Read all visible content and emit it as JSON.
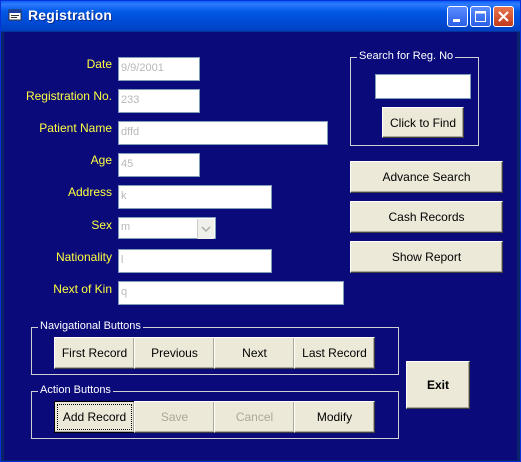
{
  "window": {
    "title": "Registration"
  },
  "form": {
    "date_label": "Date",
    "date_value": "9/9/2001",
    "regno_label": "Registration No.",
    "regno_value": "233",
    "patient_label": "Patient Name",
    "patient_value": "dffd",
    "age_label": "Age",
    "age_value": "45",
    "address_label": "Address",
    "address_value": "k",
    "sex_label": "Sex",
    "sex_value": "m",
    "nationality_label": "Nationality",
    "nationality_value": "l",
    "kin_label": "Next of Kin",
    "kin_value": "q"
  },
  "search": {
    "group_title": "Search for Reg. No",
    "input_value": "",
    "find_label": "Click to Find"
  },
  "side_buttons": {
    "advance": "Advance Search",
    "cash": "Cash Records",
    "report": "Show Report"
  },
  "nav": {
    "group_title": "Navigational Buttons",
    "first": "First Record",
    "previous": "Previous",
    "next": "Next",
    "last": "Last Record"
  },
  "action": {
    "group_title": "Action Buttons",
    "add": "Add Record",
    "save": "Save",
    "cancel": "Cancel",
    "modify": "Modify"
  },
  "exit_label": "Exit",
  "colors": {
    "background": "#0a0a7a",
    "label": "#ffff40",
    "titlebar": "#0058e6"
  },
  "icons": {
    "app": "form-icon",
    "minimize": "minimize-icon",
    "maximize": "maximize-icon",
    "close": "close-icon"
  }
}
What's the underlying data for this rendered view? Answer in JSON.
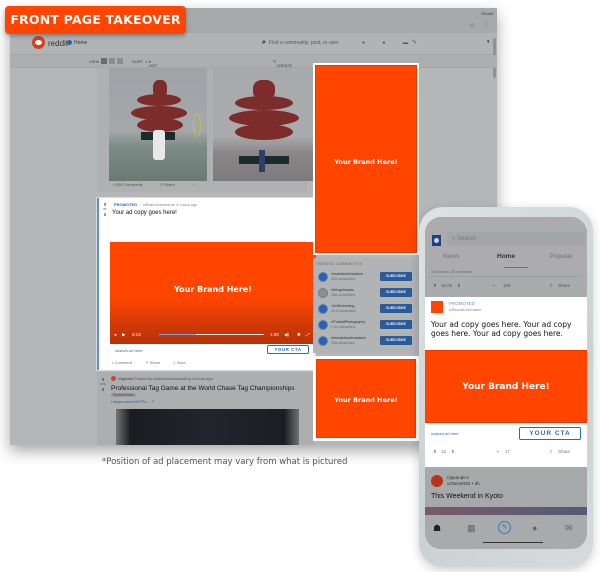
{
  "badge": {
    "label": "FRONT PAGE TAKEOVER"
  },
  "colors": {
    "brand": "#ff4500",
    "link": "#2b6cb0",
    "subscribe": "#2a5c99"
  },
  "desktop": {
    "browser": {
      "tab_label": "Reddit",
      "star_icon": "star-icon",
      "menu_icon": "more-vert-icon"
    },
    "header": {
      "logo_text": "reddit",
      "home_label": "Home",
      "search_placeholder": "Find a community, post, or user",
      "icons": [
        "popular-icon",
        "all-icon",
        "chat-icon",
        "create-post-icon"
      ],
      "user_caret": "▾"
    },
    "subbar": {
      "view_label": "VIEW",
      "sort_label": "SORT",
      "sort_value": "HOT",
      "create_post": "CREATE POST"
    },
    "image_post": {
      "comments": "539 Comments",
      "share": "Share",
      "more": "···"
    },
    "promoted_post": {
      "vote_count": "57",
      "promoted_label": "PROMOTED",
      "meta": "· u/BrandUsername 4 hours ago",
      "ad_copy": "Your ad copy goes here!",
      "brand_text": "Your Brand Here!",
      "video": {
        "current_time": "0:13",
        "duration": "1:00",
        "progress": 0.35
      },
      "url": "custom.url.here",
      "cta": "YOUR CTA",
      "actions": [
        "Comment",
        "Share",
        "Save"
      ]
    },
    "news_post": {
      "vote_count": "6.7k",
      "subreddit": "r/sports",
      "meta": "Posted by u/blckfromaccounting 3 hours ago",
      "title": "Professional Tag Game at the World Chase Tag Championships",
      "flair": "Picture/Video",
      "link": "i.imgur.com/xVbTPs... ↗"
    },
    "sidebar": {
      "ad_top_text": "Your Brand Here!",
      "communities_header": "TRENDING COMMUNITIES",
      "communities": [
        {
          "name": "r/malefashionadvice",
          "subs": "967k subscribers",
          "button": "SUBSCRIBE"
        },
        {
          "name": "r/thingsforants",
          "subs": "184k subscribers",
          "button": "SUBSCRIBE"
        },
        {
          "name": "r/ArtSwimming",
          "subs": "16.7k subscribers",
          "button": "SUBSCRIBE"
        },
        {
          "name": "r/PortraitPhotography",
          "subs": "1.1m subscribers",
          "button": "SUBSCRIBE"
        },
        {
          "name": "r/femalefashionadvice",
          "subs": "926k subscribers",
          "button": "SUBSCRIBE"
        }
      ],
      "ad_bottom_text": "Your Brand Here!"
    }
  },
  "disclaimer": "*Position of ad placement may vary from what is pictured",
  "mobile": {
    "search_placeholder": "Search",
    "tabs": [
      "News",
      "Home",
      "Popular"
    ],
    "active_tab": "Home",
    "prev_post_meta": "4.6k points • 35 comments",
    "prev_actions": {
      "votes": "10.0k",
      "comments": "100",
      "share": "Share"
    },
    "promoted": {
      "label": "PROMOTED",
      "user": "u/BrandUsername",
      "ad_copy": "Your ad copy goes here. Your ad copy goes here. Your ad copy goes here.",
      "brand_text": "Your Brand Here!",
      "url": "custom.url.here",
      "cta": "YOUR CTA",
      "votes": "12",
      "comments": "17",
      "share": "Share"
    },
    "next_post": {
      "subreddit": "r/japanpics",
      "user": "u/SteveR92 • 3h",
      "title": "This Weekend in Kyoto",
      "more": "···"
    },
    "nav_icons": [
      "home-icon",
      "communities-icon",
      "create-icon",
      "chat-icon",
      "inbox-icon"
    ]
  }
}
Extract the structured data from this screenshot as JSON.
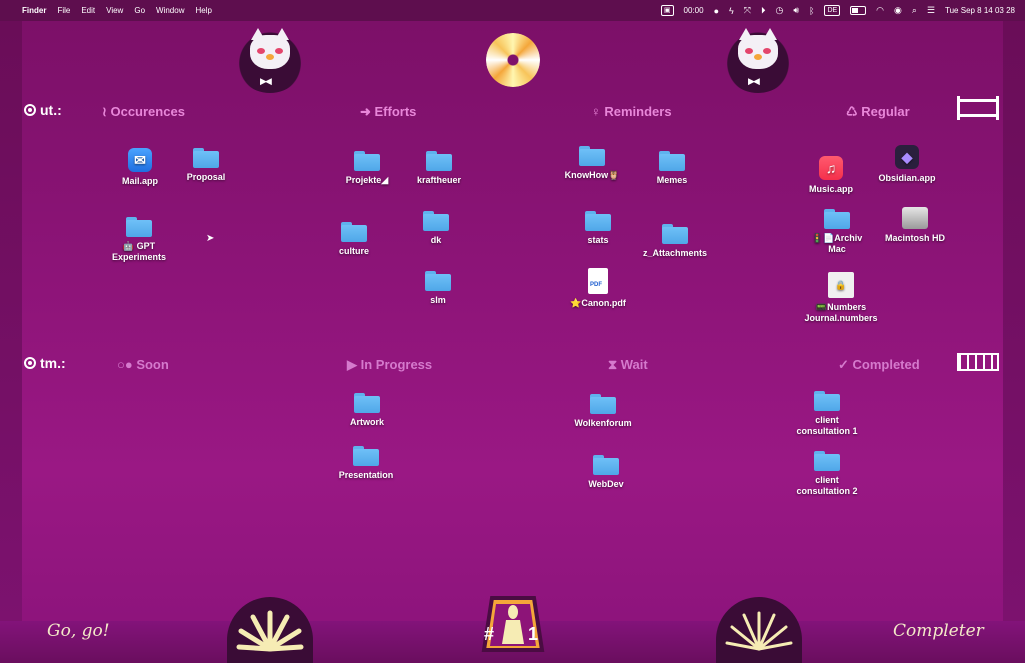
{
  "menubar": {
    "app": "Finder",
    "menus": [
      "File",
      "Edit",
      "View",
      "Go",
      "Window",
      "Help"
    ],
    "timer": "00:00",
    "input_source": "DE",
    "datetime": "Tue Sep 8  14 03 28"
  },
  "rows": {
    "ut": "ut.:",
    "tm": "tm.:"
  },
  "columns_top": {
    "occurences": "≀ Occurences",
    "efforts": "➜ Efforts",
    "reminders": "♀ Reminders",
    "regular": "♺ Regular"
  },
  "columns_bottom": {
    "soon": "○● Soon",
    "in_progress": "▶ In Progress",
    "wait": "⧗ Wait",
    "completed": "✓ Completed"
  },
  "icons": {
    "mail": "Mail.app",
    "proposal": "Proposal",
    "gpt_line1": "🤖 GPT",
    "gpt_line2": "Experiments",
    "projekte": "Projekte◢",
    "kraftheuer": "kraftheuer",
    "culture": "culture",
    "dk": "dk",
    "slm": "slm",
    "knowhow": "KnowHow🦉",
    "memes": "Memes",
    "stats": "stats",
    "z_attachments": "z_Attachments",
    "canon": "⭐Canon.pdf",
    "music": "Music.app",
    "obsidian": "Obsidian.app",
    "archiv_line1": "🚦📄Archiv",
    "archiv_line2": "Mac",
    "macintosh": "Macintosh HD",
    "numbers_line1": "📟Numbers",
    "numbers_line2": "Journal.numbers",
    "artwork": "Artwork",
    "presentation": "Presentation",
    "wolkenforum": "Wolkenforum",
    "webdev": "WebDev",
    "client1_line1": "client",
    "client1_line2": "consultation 1",
    "client2_line1": "client",
    "client2_line2": "consultation 2"
  },
  "footer": {
    "go": "Go, go!",
    "completer": "Completer",
    "badge_hash": "#",
    "badge_num": "1"
  }
}
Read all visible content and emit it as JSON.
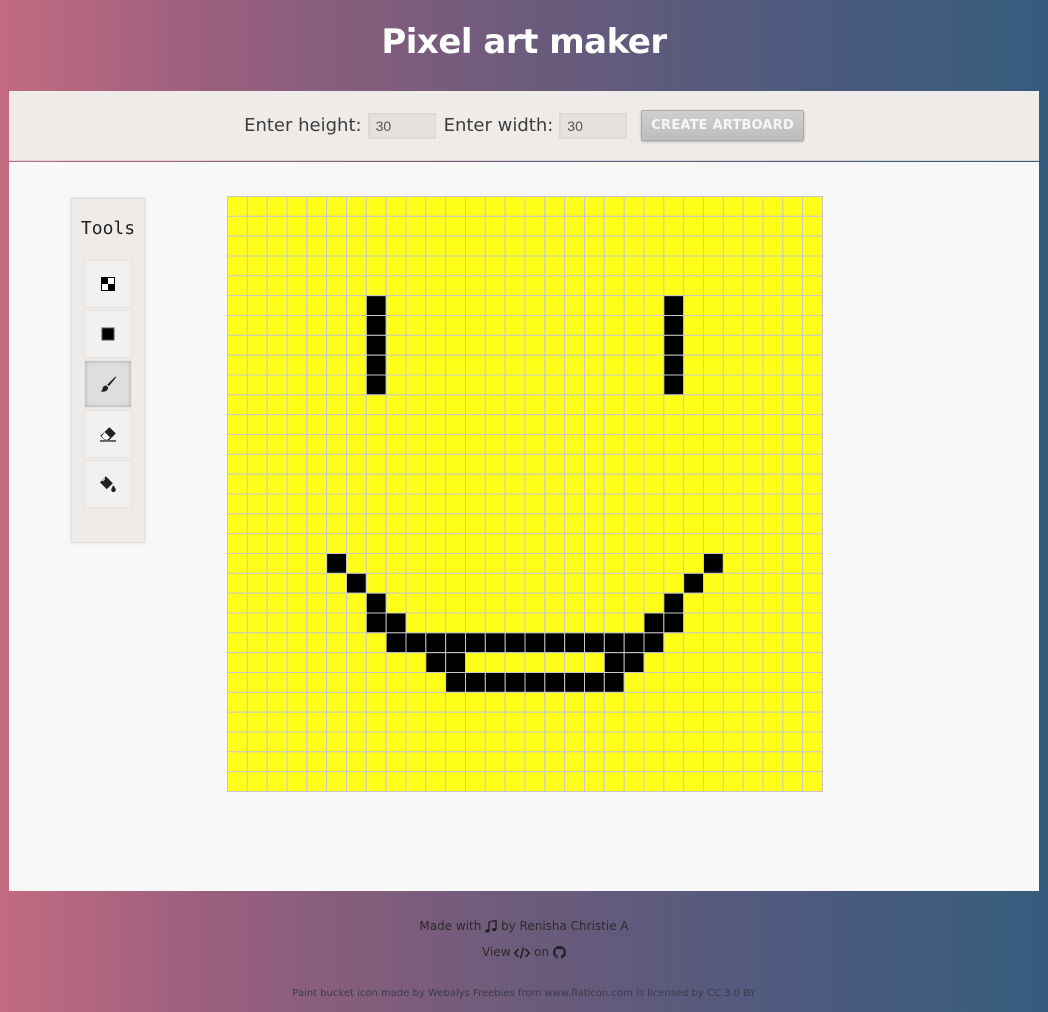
{
  "header": {
    "title": "Pixel art maker"
  },
  "controls": {
    "height_label": "Enter height:",
    "height_value": "30",
    "width_label": "Enter width:",
    "width_value": "30",
    "create_label": "CREATE ARTBOARD"
  },
  "tools": {
    "title": "Tools",
    "items": [
      {
        "icon": "grid-toggle-icon",
        "active": false
      },
      {
        "icon": "square-icon",
        "active": false
      },
      {
        "icon": "brush-icon",
        "active": true
      },
      {
        "icon": "eraser-icon",
        "active": false
      },
      {
        "icon": "paint-bucket-icon",
        "active": false
      }
    ]
  },
  "artboard": {
    "rows": 30,
    "cols": 30,
    "fill_color": "#ffff1a",
    "paint_color": "#000000",
    "grid_color": "#c8c8c8",
    "painted_cells": [
      [
        5,
        7
      ],
      [
        6,
        7
      ],
      [
        7,
        7
      ],
      [
        8,
        7
      ],
      [
        9,
        7
      ],
      [
        5,
        22
      ],
      [
        6,
        22
      ],
      [
        7,
        22
      ],
      [
        8,
        22
      ],
      [
        9,
        22
      ],
      [
        18,
        5
      ],
      [
        19,
        6
      ],
      [
        20,
        7
      ],
      [
        21,
        7
      ],
      [
        21,
        8
      ],
      [
        22,
        8
      ],
      [
        22,
        9
      ],
      [
        22,
        10
      ],
      [
        22,
        11
      ],
      [
        22,
        12
      ],
      [
        22,
        13
      ],
      [
        22,
        14
      ],
      [
        22,
        15
      ],
      [
        22,
        16
      ],
      [
        22,
        17
      ],
      [
        22,
        18
      ],
      [
        22,
        19
      ],
      [
        22,
        20
      ],
      [
        22,
        21
      ],
      [
        23,
        10
      ],
      [
        23,
        11
      ],
      [
        23,
        19
      ],
      [
        23,
        20
      ],
      [
        24,
        11
      ],
      [
        24,
        12
      ],
      [
        24,
        13
      ],
      [
        24,
        14
      ],
      [
        24,
        15
      ],
      [
        24,
        16
      ],
      [
        24,
        17
      ],
      [
        24,
        18
      ],
      [
        24,
        19
      ],
      [
        18,
        24
      ],
      [
        19,
        23
      ],
      [
        20,
        22
      ],
      [
        21,
        21
      ],
      [
        21,
        22
      ]
    ]
  },
  "footer": {
    "made_prefix": "Made with",
    "made_suffix": "by Renisha Christie A",
    "view_prefix": "View",
    "view_suffix": "on",
    "credit": "Paint bucket icon made by Webalys Freebies from www.flaticon.com is licensed by CC 3.0 BY"
  }
}
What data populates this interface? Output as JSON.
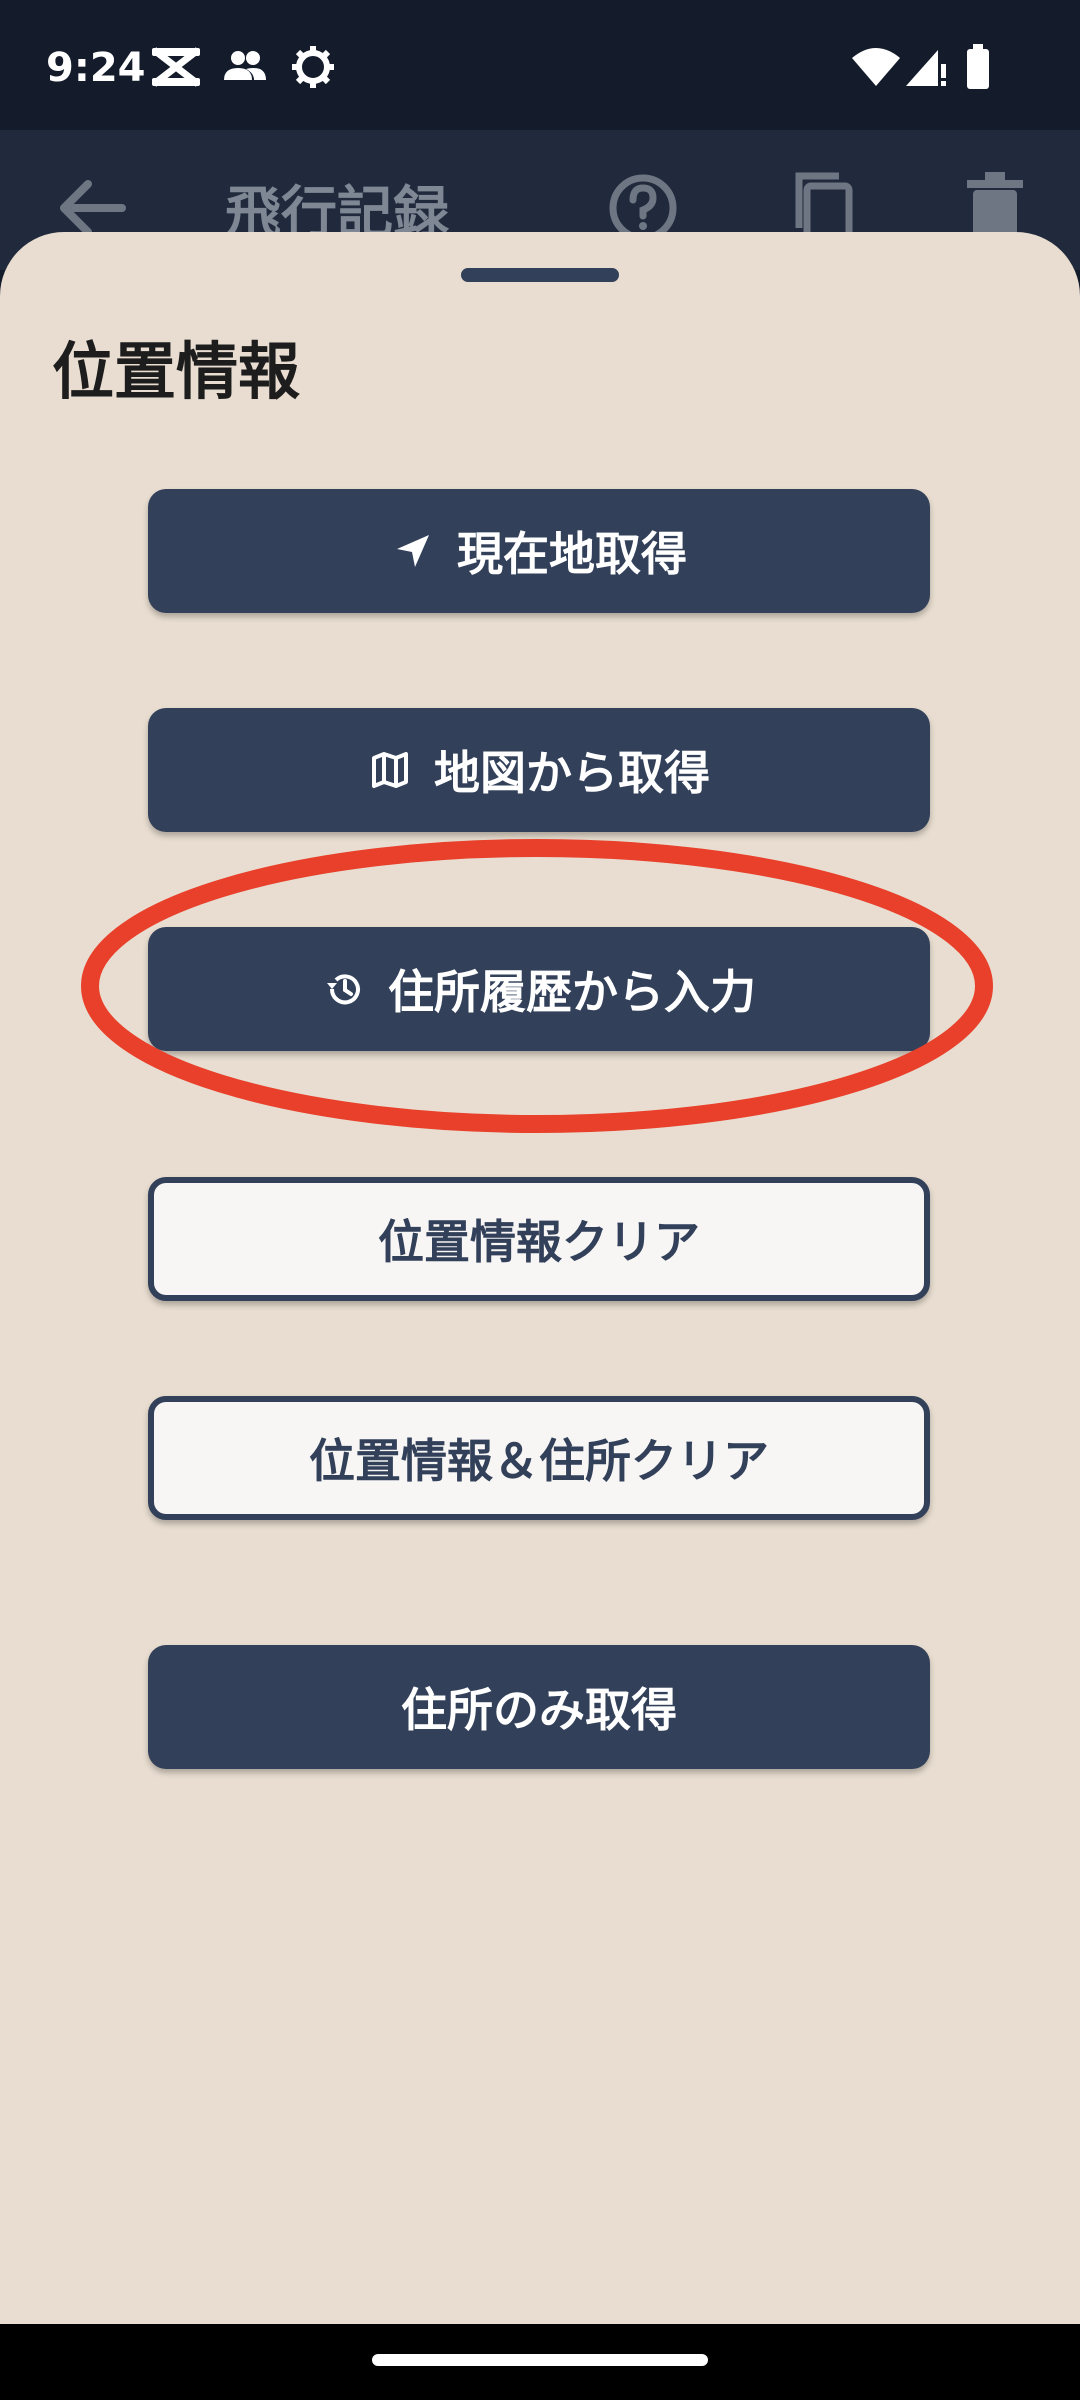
{
  "status_bar": {
    "time": "9:24"
  },
  "app_bar": {
    "title": "飛行記録"
  },
  "sheet": {
    "title": "位置情報",
    "buttons": {
      "current_location": "現在地取得",
      "from_map": "地図から取得",
      "from_history": "住所履歴から入力",
      "clear_location": "位置情報クリア",
      "clear_location_address": "位置情報＆住所クリア",
      "address_only": "住所のみ取得"
    }
  },
  "colors": {
    "sheet_background": "#e8ddd0",
    "button_primary": "#32405a",
    "annotation_red": "#e8402a"
  }
}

### What the task requires
Scan the data for the word "comments" and copy every line where it shows up.

### Reply to the exercise
      "comments": "539 Comments",
    "prev_post_meta": "4.6k points • 35 comments",
      "comments": "100",
      "comments": "17",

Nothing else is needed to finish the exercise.